*Source records*.
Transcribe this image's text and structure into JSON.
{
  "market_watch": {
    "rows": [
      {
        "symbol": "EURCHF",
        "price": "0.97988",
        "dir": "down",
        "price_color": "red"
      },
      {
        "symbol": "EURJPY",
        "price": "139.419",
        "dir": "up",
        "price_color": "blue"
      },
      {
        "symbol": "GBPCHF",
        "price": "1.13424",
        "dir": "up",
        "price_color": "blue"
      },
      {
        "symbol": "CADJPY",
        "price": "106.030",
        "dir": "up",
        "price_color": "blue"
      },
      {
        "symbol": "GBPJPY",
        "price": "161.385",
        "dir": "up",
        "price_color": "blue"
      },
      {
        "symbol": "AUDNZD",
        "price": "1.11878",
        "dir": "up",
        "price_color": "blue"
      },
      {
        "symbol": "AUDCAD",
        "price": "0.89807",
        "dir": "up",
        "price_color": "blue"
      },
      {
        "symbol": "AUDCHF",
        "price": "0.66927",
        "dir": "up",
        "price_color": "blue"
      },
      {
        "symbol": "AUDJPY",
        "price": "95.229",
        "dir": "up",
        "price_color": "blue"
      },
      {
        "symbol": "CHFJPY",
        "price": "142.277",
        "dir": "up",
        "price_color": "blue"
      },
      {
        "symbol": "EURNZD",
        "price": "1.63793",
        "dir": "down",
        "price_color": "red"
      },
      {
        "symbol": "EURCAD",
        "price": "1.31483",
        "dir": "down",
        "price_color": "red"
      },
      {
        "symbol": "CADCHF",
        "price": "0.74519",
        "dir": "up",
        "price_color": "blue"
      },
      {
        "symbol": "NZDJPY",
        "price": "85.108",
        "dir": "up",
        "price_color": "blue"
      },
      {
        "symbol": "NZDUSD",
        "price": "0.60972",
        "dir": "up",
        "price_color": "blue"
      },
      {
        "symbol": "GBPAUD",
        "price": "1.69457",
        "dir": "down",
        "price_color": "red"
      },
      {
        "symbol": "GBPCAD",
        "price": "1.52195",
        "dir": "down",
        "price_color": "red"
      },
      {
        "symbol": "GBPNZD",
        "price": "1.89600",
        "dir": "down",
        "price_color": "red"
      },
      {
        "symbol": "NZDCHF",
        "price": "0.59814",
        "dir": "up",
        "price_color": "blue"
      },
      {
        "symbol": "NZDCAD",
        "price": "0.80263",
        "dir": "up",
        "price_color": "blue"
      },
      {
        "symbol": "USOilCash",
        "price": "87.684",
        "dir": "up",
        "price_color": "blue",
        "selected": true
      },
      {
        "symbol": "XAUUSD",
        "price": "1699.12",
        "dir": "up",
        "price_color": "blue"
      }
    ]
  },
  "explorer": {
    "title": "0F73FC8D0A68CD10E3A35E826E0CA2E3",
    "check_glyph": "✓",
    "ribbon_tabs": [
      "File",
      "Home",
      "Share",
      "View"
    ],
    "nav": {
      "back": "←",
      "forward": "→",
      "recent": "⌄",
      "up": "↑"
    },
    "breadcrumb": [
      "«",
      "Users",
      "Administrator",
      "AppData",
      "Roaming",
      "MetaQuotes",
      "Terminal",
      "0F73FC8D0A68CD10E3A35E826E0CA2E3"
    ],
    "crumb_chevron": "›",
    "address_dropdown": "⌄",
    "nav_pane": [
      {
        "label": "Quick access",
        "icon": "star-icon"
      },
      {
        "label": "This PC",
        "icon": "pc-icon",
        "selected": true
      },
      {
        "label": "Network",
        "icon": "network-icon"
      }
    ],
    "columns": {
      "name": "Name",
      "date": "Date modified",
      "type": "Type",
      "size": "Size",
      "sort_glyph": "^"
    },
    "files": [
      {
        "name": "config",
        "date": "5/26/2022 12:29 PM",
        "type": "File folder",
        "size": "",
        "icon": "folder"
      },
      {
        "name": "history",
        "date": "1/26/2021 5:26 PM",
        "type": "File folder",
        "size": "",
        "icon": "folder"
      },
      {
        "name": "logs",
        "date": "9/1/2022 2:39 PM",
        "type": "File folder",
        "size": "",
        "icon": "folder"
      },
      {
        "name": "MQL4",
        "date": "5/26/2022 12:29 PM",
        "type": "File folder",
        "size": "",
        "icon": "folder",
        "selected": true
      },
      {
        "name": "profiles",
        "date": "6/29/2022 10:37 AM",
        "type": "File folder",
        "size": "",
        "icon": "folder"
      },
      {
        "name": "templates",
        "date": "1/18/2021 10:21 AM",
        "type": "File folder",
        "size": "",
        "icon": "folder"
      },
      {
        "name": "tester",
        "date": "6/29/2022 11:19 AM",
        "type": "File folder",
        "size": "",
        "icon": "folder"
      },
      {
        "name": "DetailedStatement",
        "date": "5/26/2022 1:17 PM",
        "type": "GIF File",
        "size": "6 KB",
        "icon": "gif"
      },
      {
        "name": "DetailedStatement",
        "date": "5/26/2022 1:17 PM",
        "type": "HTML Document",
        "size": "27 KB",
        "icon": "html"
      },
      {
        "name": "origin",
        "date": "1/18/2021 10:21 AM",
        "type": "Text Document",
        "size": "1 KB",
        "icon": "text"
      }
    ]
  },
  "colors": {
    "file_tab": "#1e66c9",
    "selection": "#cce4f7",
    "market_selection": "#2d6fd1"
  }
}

---

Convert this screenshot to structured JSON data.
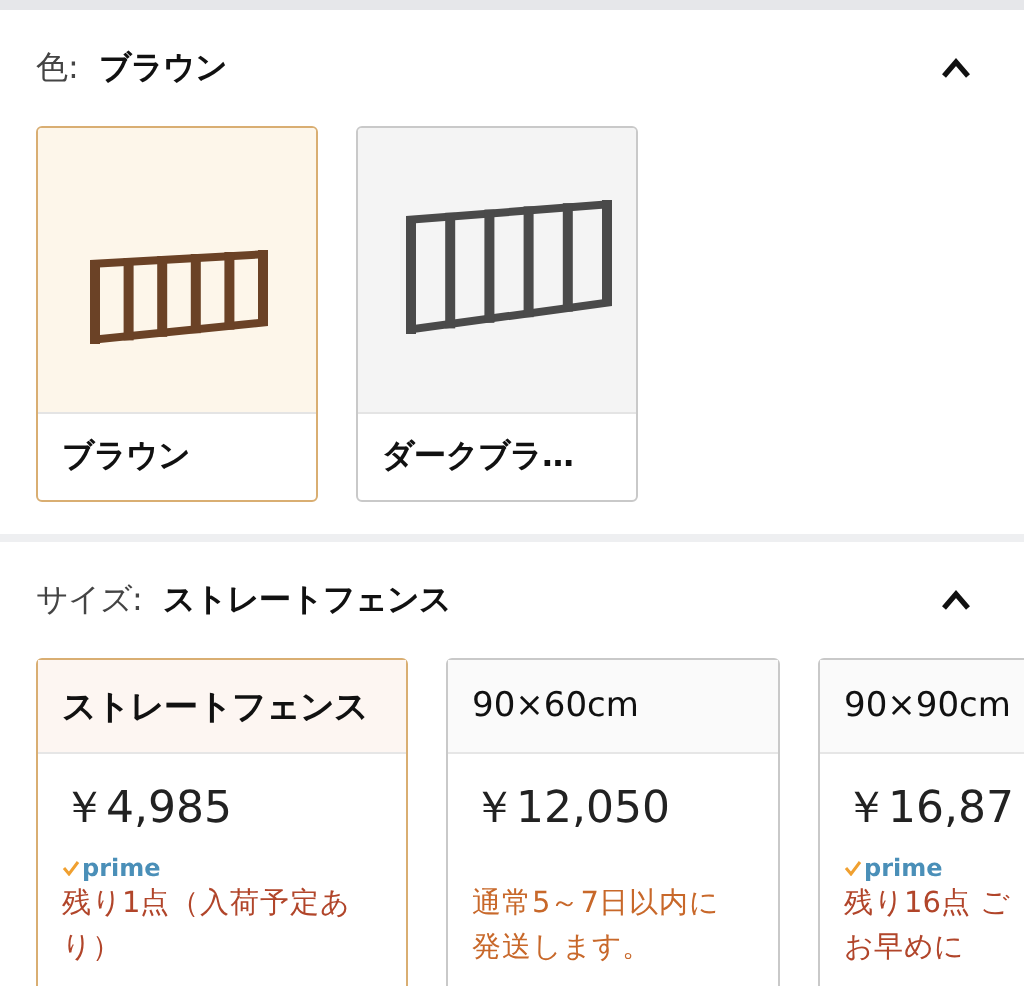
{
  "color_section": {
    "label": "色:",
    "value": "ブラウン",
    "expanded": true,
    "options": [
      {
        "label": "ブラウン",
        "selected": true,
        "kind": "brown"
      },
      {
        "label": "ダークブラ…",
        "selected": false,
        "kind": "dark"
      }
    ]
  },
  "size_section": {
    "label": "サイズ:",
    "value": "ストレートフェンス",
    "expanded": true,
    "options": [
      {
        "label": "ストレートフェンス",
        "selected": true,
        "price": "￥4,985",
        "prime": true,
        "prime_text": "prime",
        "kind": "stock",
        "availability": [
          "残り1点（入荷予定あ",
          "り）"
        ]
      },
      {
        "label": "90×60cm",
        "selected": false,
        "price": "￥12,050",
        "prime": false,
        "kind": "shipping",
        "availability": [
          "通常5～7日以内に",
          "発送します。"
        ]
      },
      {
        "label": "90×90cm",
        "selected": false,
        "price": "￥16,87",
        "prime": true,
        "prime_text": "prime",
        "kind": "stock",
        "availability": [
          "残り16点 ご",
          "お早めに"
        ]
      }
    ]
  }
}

*Required task*. Copy out the lines that hold "label".

*Response below*.
        "label": "Quick access",
        "label": "This PC",
        "label": "Network",
    "label": "色:",
        "label": "ブラウン",
        "label": "ダークブラ…",
    "label": "サイズ:",
        "label": "ストレートフェンス",
        "label": "90×60cm",
        "label": "90×90cm",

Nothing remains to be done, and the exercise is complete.